▸ **DATA FOR PROCESSING**
________________________________________
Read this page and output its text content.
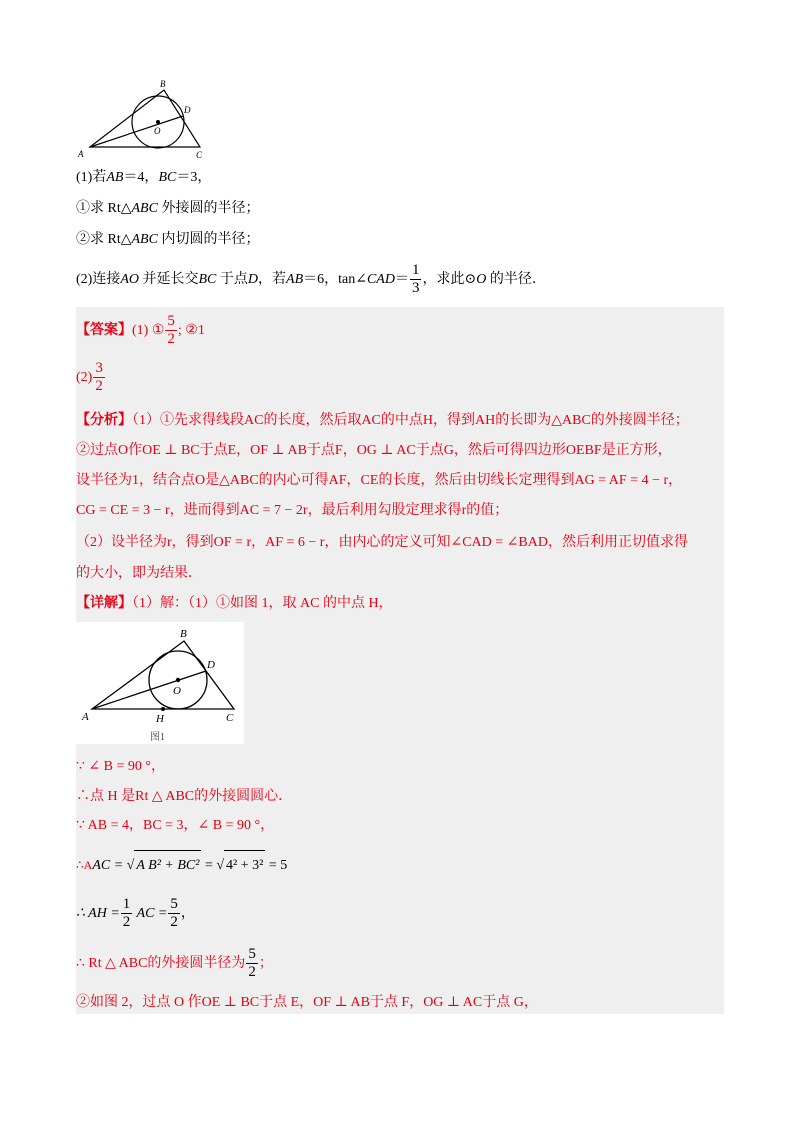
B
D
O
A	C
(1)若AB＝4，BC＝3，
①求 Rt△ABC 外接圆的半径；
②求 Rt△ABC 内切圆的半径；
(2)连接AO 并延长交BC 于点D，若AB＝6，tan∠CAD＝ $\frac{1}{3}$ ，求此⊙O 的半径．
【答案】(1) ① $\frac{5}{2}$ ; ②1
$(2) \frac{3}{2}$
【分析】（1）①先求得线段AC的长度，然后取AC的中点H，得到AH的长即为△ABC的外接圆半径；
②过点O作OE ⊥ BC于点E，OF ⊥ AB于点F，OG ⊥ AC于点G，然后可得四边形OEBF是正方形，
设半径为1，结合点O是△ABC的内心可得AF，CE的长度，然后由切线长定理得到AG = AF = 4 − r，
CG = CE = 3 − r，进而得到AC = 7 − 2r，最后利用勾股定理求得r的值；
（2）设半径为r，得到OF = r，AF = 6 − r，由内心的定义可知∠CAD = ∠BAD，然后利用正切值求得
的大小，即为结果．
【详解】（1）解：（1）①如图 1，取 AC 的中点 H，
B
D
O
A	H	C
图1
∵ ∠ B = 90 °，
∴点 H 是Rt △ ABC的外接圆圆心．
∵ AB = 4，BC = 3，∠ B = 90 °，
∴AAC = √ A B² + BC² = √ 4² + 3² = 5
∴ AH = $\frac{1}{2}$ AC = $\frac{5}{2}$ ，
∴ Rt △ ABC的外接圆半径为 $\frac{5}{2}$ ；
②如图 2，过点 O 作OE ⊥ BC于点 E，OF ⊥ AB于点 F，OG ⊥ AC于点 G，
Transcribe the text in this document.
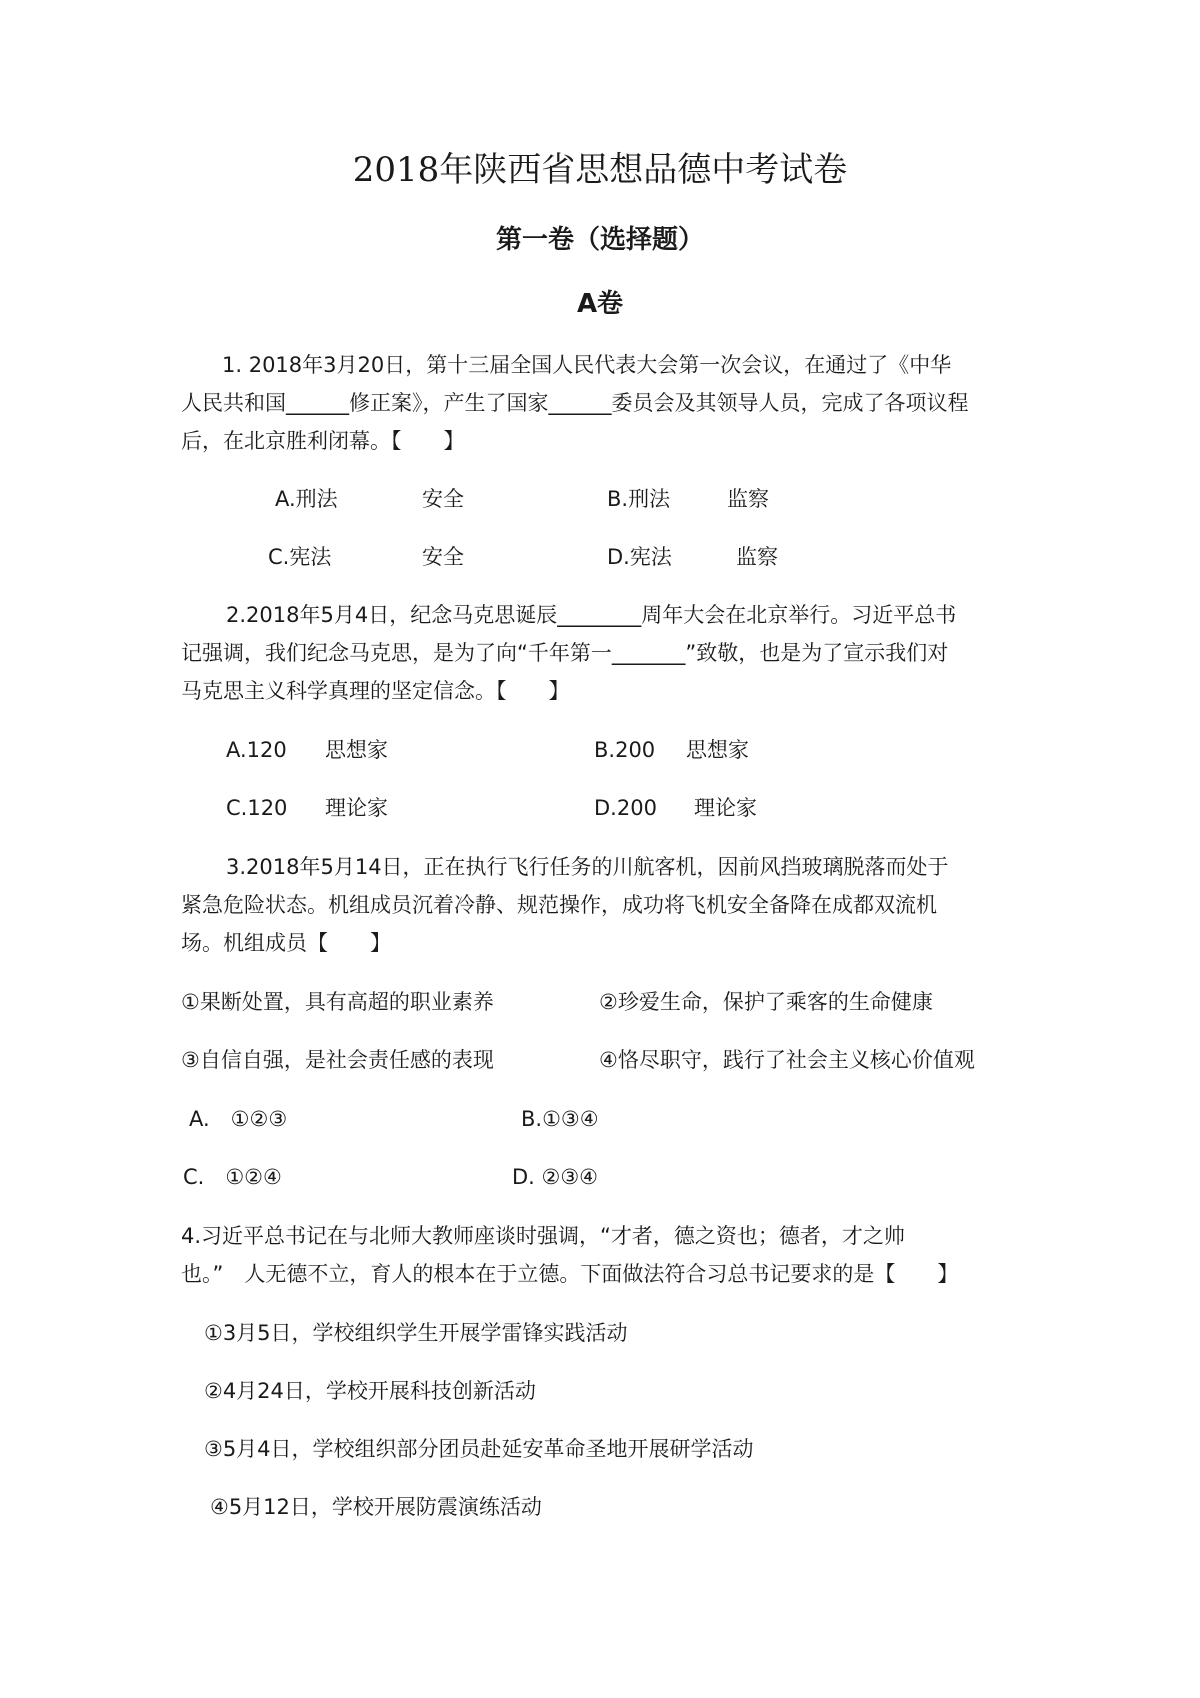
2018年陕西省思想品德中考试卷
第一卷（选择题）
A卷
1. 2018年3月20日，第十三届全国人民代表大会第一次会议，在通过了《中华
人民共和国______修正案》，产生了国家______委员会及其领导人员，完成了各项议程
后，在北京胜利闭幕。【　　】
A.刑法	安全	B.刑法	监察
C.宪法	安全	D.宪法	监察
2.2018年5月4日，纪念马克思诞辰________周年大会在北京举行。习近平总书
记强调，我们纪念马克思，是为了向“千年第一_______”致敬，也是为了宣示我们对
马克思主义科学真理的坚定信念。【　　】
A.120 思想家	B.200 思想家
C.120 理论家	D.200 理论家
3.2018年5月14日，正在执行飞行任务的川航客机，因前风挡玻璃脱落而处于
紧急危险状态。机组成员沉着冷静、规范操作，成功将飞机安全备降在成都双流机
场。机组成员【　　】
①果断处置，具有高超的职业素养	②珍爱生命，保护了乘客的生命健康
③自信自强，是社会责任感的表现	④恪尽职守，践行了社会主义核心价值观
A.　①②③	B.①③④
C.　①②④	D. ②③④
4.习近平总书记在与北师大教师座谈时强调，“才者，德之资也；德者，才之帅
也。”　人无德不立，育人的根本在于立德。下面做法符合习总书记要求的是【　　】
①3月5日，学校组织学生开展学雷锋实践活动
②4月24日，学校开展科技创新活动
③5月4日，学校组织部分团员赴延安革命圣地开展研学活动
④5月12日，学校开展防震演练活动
________________________________________
All records should be output exactly, with the pictures left out.

▸ **THE ANSWER**
Read this page and output its text content.
B
D
O
A	C
(1)若AB＝4，BC＝3，
①求 Rt△ABC 外接圆的半径；
②求 Rt△ABC 内切圆的半径；
(2)连接AO 并延长交BC 于点D，若AB＝6，tan∠CAD＝ $\frac{1}{3}$ ，求此⊙O 的半径．
【答案】(1) ① $\frac{5}{2}$ ; ②1
$(2) \frac{3}{2}$
【分析】（1）①先求得线段AC的长度，然后取AC的中点H，得到AH的长即为△ABC的外接圆半径；
②过点O作OE ⊥ BC于点E，OF ⊥ AB于点F，OG ⊥ AC于点G，然后可得四边形OEBF是正方形，
设半径为1，结合点O是△ABC的内心可得AF，CE的长度，然后由切线长定理得到AG = AF = 4 − r，
CG = CE = 3 − r，进而得到AC = 7 − 2r，最后利用勾股定理求得r的值；
（2）设半径为r，得到OF = r，AF = 6 − r，由内心的定义可知∠CAD = ∠BAD，然后利用正切值求得
的大小，即为结果．
【详解】（1）解：（1）①如图 1，取 AC 的中点 H，
B
D
O
A	H	C
图1
∵ ∠ B = 90 °，
∴点 H 是Rt △ ABC的外接圆圆心．
∵ AB = 4，BC = 3，∠ B = 90 °，
∴AAC = √ A B² + BC² = √ 4² + 3² = 5
∴ AH = $\frac{1}{2}$ AC = $\frac{5}{2}$ ，
∴ Rt △ ABC的外接圆半径为 $\frac{5}{2}$ ；
②如图 2，过点 O 作OE ⊥ BC于点 E，OF ⊥ AB于点 F，OG ⊥ AC于点 G，
Transcribe the text in this document.
2018年陕西省思想品德中考试卷
第一卷（选择题）
A卷
1. 2018年3月20日，第十三届全国人民代表大会第一次会议，在通过了《中华
人民共和国______修正案》，产生了国家______委员会及其领导人员，完成了各项议程
后，在北京胜利闭幕。【　　】
A.刑法	安全	B.刑法	监察
C.宪法	安全	D.宪法	监察
2.2018年5月4日，纪念马克思诞辰________周年大会在北京举行。习近平总书
记强调，我们纪念马克思，是为了向“千年第一_______”致敬，也是为了宣示我们对
马克思主义科学真理的坚定信念。【　　】
A.120 思想家	B.200 思想家
C.120 理论家	D.200 理论家
3.2018年5月14日，正在执行飞行任务的川航客机，因前风挡玻璃脱落而处于
紧急危险状态。机组成员沉着冷静、规范操作，成功将飞机安全备降在成都双流机
场。机组成员【　　】
①果断处置，具有高超的职业素养	②珍爱生命，保护了乘客的生命健康
③自信自强，是社会责任感的表现	④恪尽职守，践行了社会主义核心价值观
A.　①②③	B.①③④
C.　①②④	D. ②③④
4.习近平总书记在与北师大教师座谈时强调，“才者，德之资也；德者，才之帅
也。”　人无德不立，育人的根本在于立德。下面做法符合习总书记要求的是【　　】
①3月5日，学校组织学生开展学雷锋实践活动
②4月24日，学校开展科技创新活动
③5月4日，学校组织部分团员赴延安革命圣地开展研学活动
④5月12日，学校开展防震演练活动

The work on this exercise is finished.